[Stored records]
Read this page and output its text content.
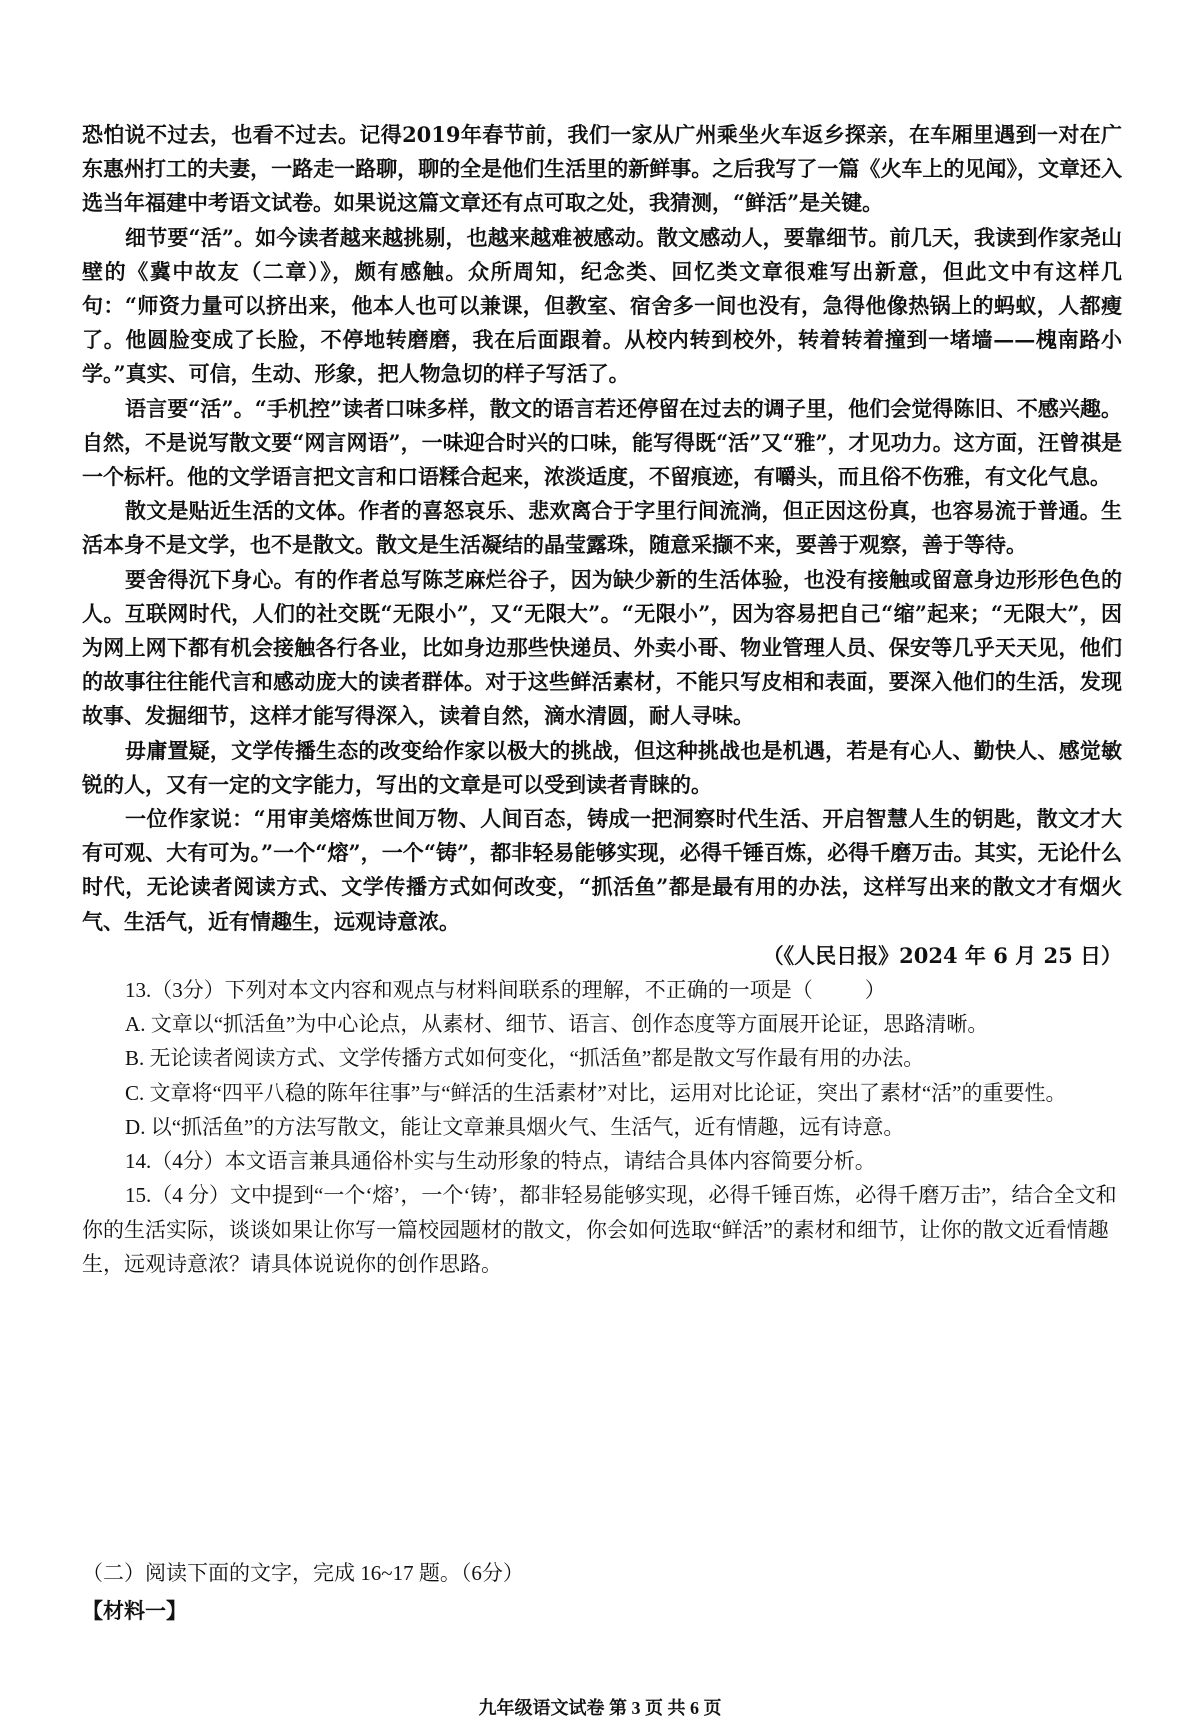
恐怕说不过去，也看不过去。记得2019年春节前，我们一家从广州乘坐火车返乡探亲，在车厢里遇到一对在广东惠州打工的夫妻，一路走一路聊，聊的全是他们生活里的新鲜事。之后我写了一篇《火车上的见闻》，文章还入选当年福建中考语文试卷。如果说这篇文章还有点可取之处，我猜测，“鲜活”是关键。

细节要“活”。如今读者越来越挑剔，也越来越难被感动。散文感动人，要靠细节。前几天，我读到作家尧山壁的《冀中故友（二章）》，颇有感触。众所周知，纪念类、回忆类文章很难写出新意，但此文中有这样几句：“师资力量可以挤出来，他本人也可以兼课，但教室、宿舍多一间也没有，急得他像热锅上的蚂蚁，人都瘦了。他圆脸变成了长脸，不停地转磨磨，我在后面跟着。从校内转到校外，转着转着撞到一堵墙——槐南路小学。”真实、可信，生动、形象，把人物急切的样子写活了。

语言要“活”。“手机控”读者口味多样，散文的语言若还停留在过去的调子里，他们会觉得陈旧、不感兴趣。自然，不是说写散文要“网言网语”，一味迎合时兴的口味，能写得既“活”又“雅”，才见功力。这方面，汪曾祺是一个标杆。他的文学语言把文言和口语糅合起来，浓淡适度，不留痕迹，有嚼头，而且俗不伤雅，有文化气息。

散文是贴近生活的文体。作者的喜怒哀乐、悲欢离合于字里行间流淌，但正因这份真，也容易流于普通。生活本身不是文学，也不是散文。散文是生活凝结的晶莹露珠，随意采撷不来，要善于观察，善于等待。

要舍得沉下身心。有的作者总写陈芝麻烂谷子，因为缺少新的生活体验，也没有接触或留意身边形形色色的人。互联网时代，人们的社交既“无限小”，又“无限大”。“无限小”，因为容易把自己“缩”起来；“无限大”，因为网上网下都有机会接触各行各业，比如身边那些快递员、外卖小哥、物业管理人员、保安等几乎天天见，他们的故事往往能代言和感动庞大的读者群体。对于这些鲜活素材，不能只写皮相和表面，要深入他们的生活，发现故事、发掘细节，这样才能写得深入，读着自然，滴水清圆，耐人寻味。

毋庸置疑，文学传播生态的改变给作家以极大的挑战，但这种挑战也是机遇，若是有心人、勤快人、感觉敏锐的人，又有一定的文字能力，写出的文章是可以受到读者青睐的。

一位作家说：“用审美熔炼世间万物、人间百态，铸成一把洞察时代生活、开启智慧人生的钥匙，散文才大有可观、大有可为。”一个“熔”，一个“铸”，都非轻易能够实现，必得千锤百炼，必得千磨万击。其实，无论什么时代，无论读者阅读方式、文学传播方式如何改变，“抓活鱼”都是最有用的办法，这样写出来的散文才有烟火气、生活气，近有情趣生，远观诗意浓。

（《人民日报》2024 年 6 月 25 日）

13.（3分）下列对本文内容和观点与材料间联系的理解，不正确的一项是（ ）

A. 文章以“抓活鱼”为中心论点，从素材、细节、语言、创作态度等方面展开论证，思路清晰。

B. 无论读者阅读方式、文学传播方式如何变化，“抓活鱼”都是散文写作最有用的办法。

C. 文章将“四平八稳的陈年往事”与“鲜活的生活素材”对比，运用对比论证，突出了素材“活”的重要性。

D. 以“抓活鱼”的方法写散文，能让文章兼具烟火气、生活气，近有情趣，远有诗意。

14.（4分）本文语言兼具通俗朴实与生动形象的特点，请结合具体内容简要分析。

15.（4 分）文中提到“一个‘熔’，一个‘铸’，都非轻易能够实现，必得千锤百炼，必得千磨万击”，结合全文和你的生活实际，谈谈如果让你写一篇校园题材的散文，你会如何选取“鲜活”的素材和细节，让你的散文近看情趣生，远观诗意浓？请具体说说你的创作思路。

（二）阅读下面的文字，完成 16~17 题。（6分）

【材料一】

九年级语文试卷 第 3 页 共 6 页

Exercise aim: Pictures in the records must not appear in the copy; transcribe everything else precisely.

Correct answer:
Read this page and output its text content.
恐怕说不过去，也看不过去。记得2019年春节前，我们一家从广州乘坐火车返乡探亲，在车厢里遇到一对在广东惠州打工的夫妻，一路走一路聊，聊的全是他们生活里的新鲜事。之后我写了一篇《火车上的见闻》，文章还入选当年福建中考语文试卷。如果说这篇文章还有点可取之处，我猜测，“鲜活”是关键。

细节要“活”。如今读者越来越挑剔，也越来越难被感动。散文感动人，要靠细节。前几天，我读到作家尧山壁的《冀中故友（二章）》，颇有感触。众所周知，纪念类、回忆类文章很难写出新意，但此文中有这样几句：“师资力量可以挤出来，他本人也可以兼课，但教室、宿舍多一间也没有，急得他像热锅上的蚂蚁，人都瘦了。他圆脸变成了长脸，不停地转磨磨，我在后面跟着。从校内转到校外，转着转着撞到一堵墙——槐南路小学。”真实、可信，生动、形象，把人物急切的样子写活了。

语言要“活”。“手机控”读者口味多样，散文的语言若还停留在过去的调子里，他们会觉得陈旧、不感兴趣。自然，不是说写散文要“网言网语”，一味迎合时兴的口味，能写得既“活”又“雅”，才见功力。这方面，汪曾祺是一个标杆。他的文学语言把文言和口语糅合起来，浓淡适度，不留痕迹，有嚼头，而且俗不伤雅，有文化气息。

散文是贴近生活的文体。作者的喜怒哀乐、悲欢离合于字里行间流淌，但正因这份真，也容易流于普通。生活本身不是文学，也不是散文。散文是生活凝结的晶莹露珠，随意采撷不来，要善于观察，善于等待。

要舍得沉下身心。有的作者总写陈芝麻烂谷子，因为缺少新的生活体验，也没有接触或留意身边形形色色的人。互联网时代，人们的社交既“无限小”，又“无限大”。“无限小”，因为容易把自己“缩”起来；“无限大”，因为网上网下都有机会接触各行各业，比如身边那些快递员、外卖小哥、物业管理人员、保安等几乎天天见，他们的故事往往能代言和感动庞大的读者群体。对于这些鲜活素材，不能只写皮相和表面，要深入他们的生活，发现故事、发掘细节，这样才能写得深入，读着自然，滴水清圆，耐人寻味。

毋庸置疑，文学传播生态的改变给作家以极大的挑战，但这种挑战也是机遇，若是有心人、勤快人、感觉敏锐的人，又有一定的文字能力，写出的文章是可以受到读者青睐的。

一位作家说：“用审美熔炼世间万物、人间百态，铸成一把洞察时代生活、开启智慧人生的钥匙，散文才大有可观、大有可为。”一个“熔”，一个“铸”，都非轻易能够实现，必得千锤百炼，必得千磨万击。其实，无论什么时代，无论读者阅读方式、文学传播方式如何改变，“抓活鱼”都是最有用的办法，这样写出来的散文才有烟火气、生活气，近有情趣生，远观诗意浓。

（《人民日报》2024 年 6 月 25 日）

13.（3分）下列对本文内容和观点与材料间联系的理解，不正确的一项是（ ）

A. 文章以“抓活鱼”为中心论点，从素材、细节、语言、创作态度等方面展开论证，思路清晰。

B. 无论读者阅读方式、文学传播方式如何变化，“抓活鱼”都是散文写作最有用的办法。

C. 文章将“四平八稳的陈年往事”与“鲜活的生活素材”对比，运用对比论证，突出了素材“活”的重要性。

D. 以“抓活鱼”的方法写散文，能让文章兼具烟火气、生活气，近有情趣，远有诗意。

14.（4分）本文语言兼具通俗朴实与生动形象的特点，请结合具体内容简要分析。

15.（4 分）文中提到“一个‘熔’，一个‘铸’，都非轻易能够实现，必得千锤百炼，必得千磨万击”，结合全文和你的生活实际，谈谈如果让你写一篇校园题材的散文，你会如何选取“鲜活”的素材和细节，让你的散文近看情趣生，远观诗意浓？请具体说说你的创作思路。

（二）阅读下面的文字，完成 16~17 题。（6分）

【材料一】

九年级语文试卷 第 3 页 共 6 页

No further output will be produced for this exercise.